--- READING TEXT ---
#####

Beam Calculator...?

You could get on the net and locate a free beam calculator. These will tell you what engineered lumber will do and you may even be able to find what regular lumber will take.

I would also check with your local lumber yard. (Not Home Depot or Lowes)

Get them to size the beam for you if you were to use 2x material. Trust me, if they can help you with the sizing for 2x material, a solid beam the same thickness and height out of red oak will be twice as strong and probably outlast the house.

Just a side note…pound for pound oak is stronger than steel.
go to the lumber yard is good advice.
Have any new oak dried before using it.

Thanks dfletcher, I was going to calculate what load the standard materials would have done per required code and then size the oak accordingly.

To my knowledge, none of this house was built with dry oak… had to be wet to drive the 1/4” shanked by 6” spikes (no idea what “penny” they’d be) through it where the joist are overlapped. Same with the 16s and 20s that were used all over. I believe in the old days (1907 for this place) they built with green and let the framing dry in place. If I anchor the ends of the beams as I mentioned, any twist will be minimized, I think anyway.

I’ll be asking at a different time on re-anchoring the roof sides at the eaves. Raised leaded seam roof is original and in general in good condition. None of today’s roofs will ever hold up a hundred years like this has, (except where some fool drove a nail through it, that comes out after 25 years and creates a leak that otherwise would not have been there!). If the roof is maintained this old house will last forever.

#####

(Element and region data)

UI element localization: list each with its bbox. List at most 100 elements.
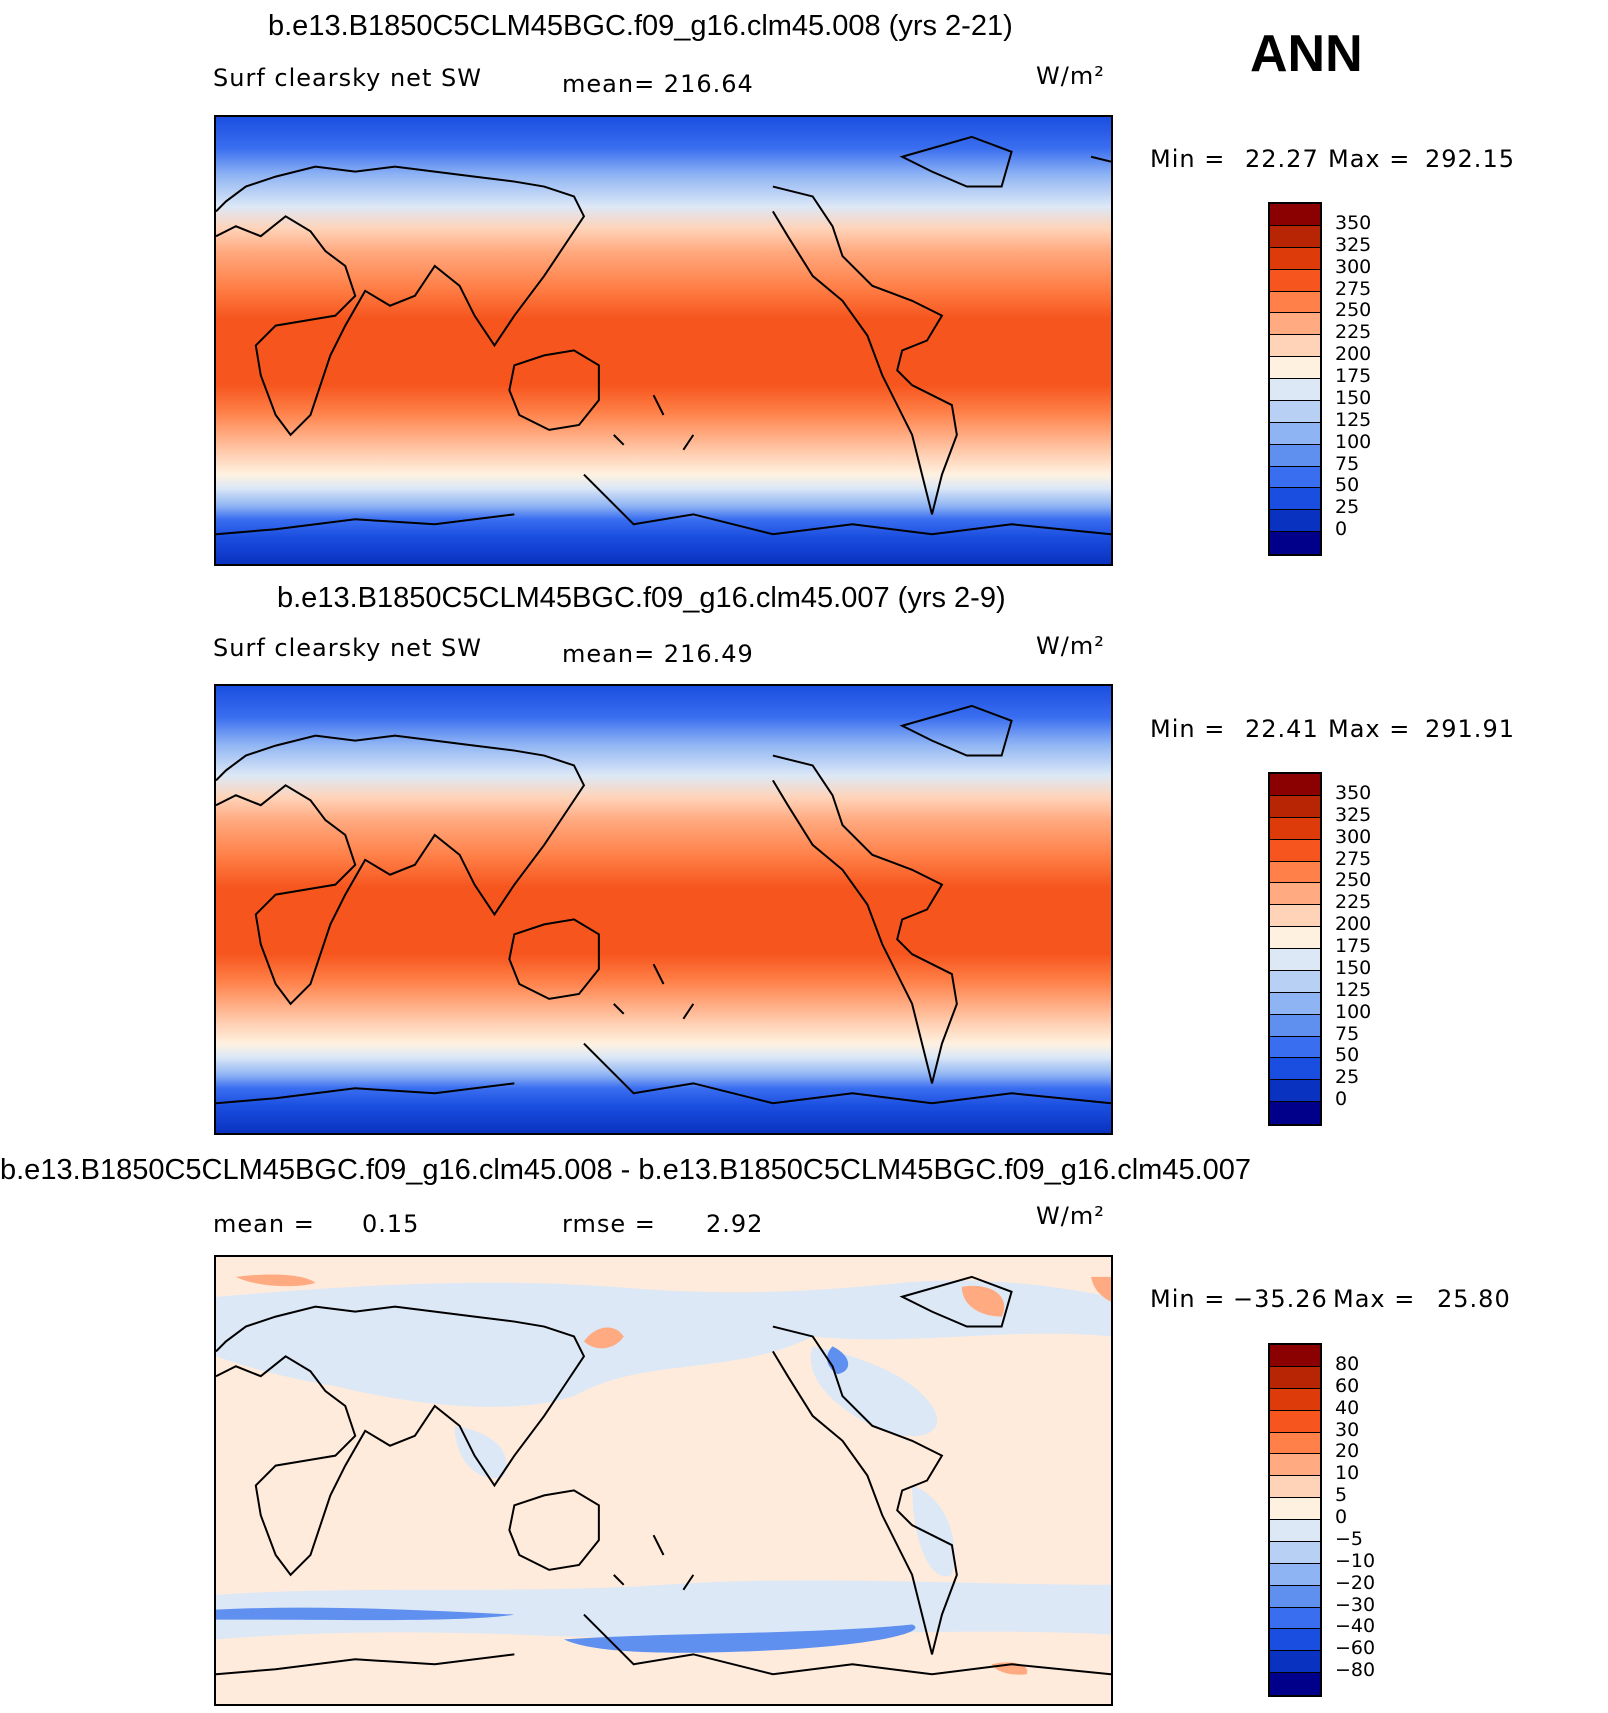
colorbar-segment xyxy=(1270,1607,1320,1630)
colorbar-tick-label: 150 xyxy=(1335,386,1372,409)
colorbar-tick-label: 25 xyxy=(1335,1066,1360,1089)
colorbar-tick-label: 125 xyxy=(1335,408,1372,431)
colorbar-segment xyxy=(1270,1585,1320,1608)
colorbar-tick-label: 125 xyxy=(1335,978,1372,1001)
panel2-colorbar-ticks: 350 325 300 275 250 225 200 175 150 125 100 75 50 25 0 xyxy=(1335,772,1395,1126)
colorbar-tick-label: 300 xyxy=(1335,825,1372,848)
colorbar-segment xyxy=(1270,861,1320,884)
colorbar-segment xyxy=(1270,1388,1320,1411)
colorbar-segment xyxy=(1270,1629,1320,1652)
colorbar-segment xyxy=(1270,1498,1320,1520)
colorbar-tick-label: 325 xyxy=(1335,233,1372,256)
colorbar-segment xyxy=(1270,335,1320,358)
colorbar-segment xyxy=(1270,379,1320,401)
panel3-mean-value: 0.15 xyxy=(362,1210,420,1238)
colorbar-tick-label: 200 xyxy=(1335,913,1372,936)
colorbar-segment xyxy=(1270,1476,1320,1499)
panel2-min-label: Min = xyxy=(1150,715,1226,743)
panel1-max-value: 292.15 xyxy=(1425,145,1515,173)
colorbar-segment xyxy=(1270,1080,1320,1103)
colorbar-segment xyxy=(1270,949,1320,971)
colorbar-segment xyxy=(1270,1563,1320,1586)
panel3-units: W/m² xyxy=(1036,1202,1105,1230)
colorbar-segment xyxy=(1270,795,1320,818)
panel1-colorbar xyxy=(1268,202,1322,556)
colorbar-tick-label: 75 xyxy=(1335,1022,1360,1045)
panel2-variable: Surf clearsky net SW xyxy=(213,634,482,662)
colorbar-segment xyxy=(1270,1410,1320,1433)
panel3-min-value: −35.26 xyxy=(1233,1285,1328,1313)
panel3-colorbar-ticks: 80 60 40 30 20 10 5 0 −5 −10 −20 −30 −40 −60 −80 xyxy=(1335,1343,1405,1697)
panel1-units: W/m² xyxy=(1036,62,1105,90)
colorbar-tick-label: 0 xyxy=(1335,518,1348,541)
colorbar-segment xyxy=(1270,927,1320,949)
colorbar-segment xyxy=(1270,1520,1320,1542)
panel3-rmse-value: 2.92 xyxy=(706,1210,764,1238)
panel2-title: b.e13.B1850C5CLM45BGC.f09_g16.clm45.007 … xyxy=(277,582,1006,614)
colorbar-segment xyxy=(1270,1651,1320,1674)
colorbar-tick-label: 200 xyxy=(1335,343,1372,366)
panel3-max-value: 25.80 xyxy=(1437,1285,1511,1313)
colorbar-tick-label: 150 xyxy=(1335,956,1372,979)
panel3-min-label: Min = xyxy=(1150,1285,1226,1313)
colorbar-tick-label: 275 xyxy=(1335,277,1372,300)
panel3-colorbar xyxy=(1268,1343,1322,1697)
panel1-mean: mean= 216.64 xyxy=(562,70,754,98)
panel3-mean-label: mean = xyxy=(213,1210,315,1238)
colorbar-segment xyxy=(1270,1345,1320,1367)
colorbar-segment xyxy=(1270,1036,1320,1059)
colorbar-tick-label: −40 xyxy=(1335,1615,1376,1638)
panel3-title: b.e13.B1850C5CLM45BGC.f09_g16.clm45.008 … xyxy=(0,1154,1330,1187)
colorbar-tick-label: 225 xyxy=(1335,321,1372,344)
colorbar-tick-label: 40 xyxy=(1335,1396,1360,1419)
panel1-min-value: 22.27 xyxy=(1245,145,1319,173)
colorbar-tick-label: 20 xyxy=(1335,1440,1360,1463)
colorbar-tick-label: −5 xyxy=(1335,1527,1364,1550)
colorbar-segment xyxy=(1270,1366,1320,1389)
colorbar-tick-label: 175 xyxy=(1335,935,1372,957)
colorbar-tick-label: 25 xyxy=(1335,496,1360,519)
colorbar-segment xyxy=(1270,817,1320,840)
colorbar-tick-label: 80 xyxy=(1335,1352,1360,1375)
colorbar-segment xyxy=(1270,992,1320,1015)
panel3-title-text: b.e13.B1850C5CLM45BGC.f09_g16.clm45.008 … xyxy=(0,1154,1252,1186)
colorbar-tick-label: 175 xyxy=(1335,365,1372,387)
colorbar-segment xyxy=(1270,774,1320,796)
colorbar-segment xyxy=(1270,400,1320,423)
panel2-colorbar xyxy=(1268,772,1322,1126)
colorbar-segment xyxy=(1270,291,1320,314)
colorbar-tick-label: −10 xyxy=(1335,1549,1376,1572)
colorbar-tick-label: 250 xyxy=(1335,299,1372,322)
panel1-max-label: Max = xyxy=(1328,145,1411,173)
colorbar-segment xyxy=(1270,510,1320,533)
panel1-variable: Surf clearsky net SW xyxy=(213,64,482,92)
colorbar-tick-label: 250 xyxy=(1335,869,1372,892)
colorbar-segment xyxy=(1270,313,1320,336)
panel3-rmse-label: rmse = xyxy=(562,1210,656,1238)
colorbar-segment xyxy=(1270,444,1320,467)
panel1-title: b.e13.B1850C5CLM45BGC.f09_g16.clm45.008 … xyxy=(268,10,1013,42)
colorbar-tick-label: 325 xyxy=(1335,803,1372,826)
colorbar-segment xyxy=(1270,1541,1320,1564)
colorbar-tick-label: 30 xyxy=(1335,1418,1360,1441)
colorbar-segment xyxy=(1270,532,1320,554)
season-label: ANN xyxy=(1250,25,1363,83)
panel1-colorbar-ticks: 350 325 300 275 250 225 200 175 150 125 100 75 50 25 0 xyxy=(1335,202,1395,556)
colorbar-tick-label: −60 xyxy=(1335,1637,1376,1660)
panel2-max-label: Max = xyxy=(1328,715,1411,743)
colorbar-segment xyxy=(1270,488,1320,511)
colorbar-tick-label: 300 xyxy=(1335,255,1372,278)
colorbar-tick-label: 225 xyxy=(1335,891,1372,914)
colorbar-tick-label: 0 xyxy=(1335,1506,1348,1528)
colorbar-tick-label: −20 xyxy=(1335,1571,1376,1594)
colorbar-segment xyxy=(1270,839,1320,862)
colorbar-segment xyxy=(1270,1102,1320,1124)
panel3-map xyxy=(214,1255,1113,1706)
panel2-mean: mean= 216.49 xyxy=(562,640,754,668)
panel2-max-value: 291.91 xyxy=(1425,715,1515,743)
colorbar-segment xyxy=(1270,1058,1320,1081)
colorbar-segment xyxy=(1270,970,1320,993)
colorbar-segment xyxy=(1270,1454,1320,1477)
colorbar-tick-label: 75 xyxy=(1335,452,1360,475)
panel1-map xyxy=(214,115,1113,566)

#####

--- PROMPT ---
Please repeat word for word the part of the beam-sizing thread that begins at the words "You could get" and stops after "lumber will take.". These records have no connection to the forum thread about sizing an oak beam.

--- THE SOLUTION ---
You could get on the net and locate a free beam calculator. These will tell you what engineered lumber will do and you may even be able to find what regular lumber will take.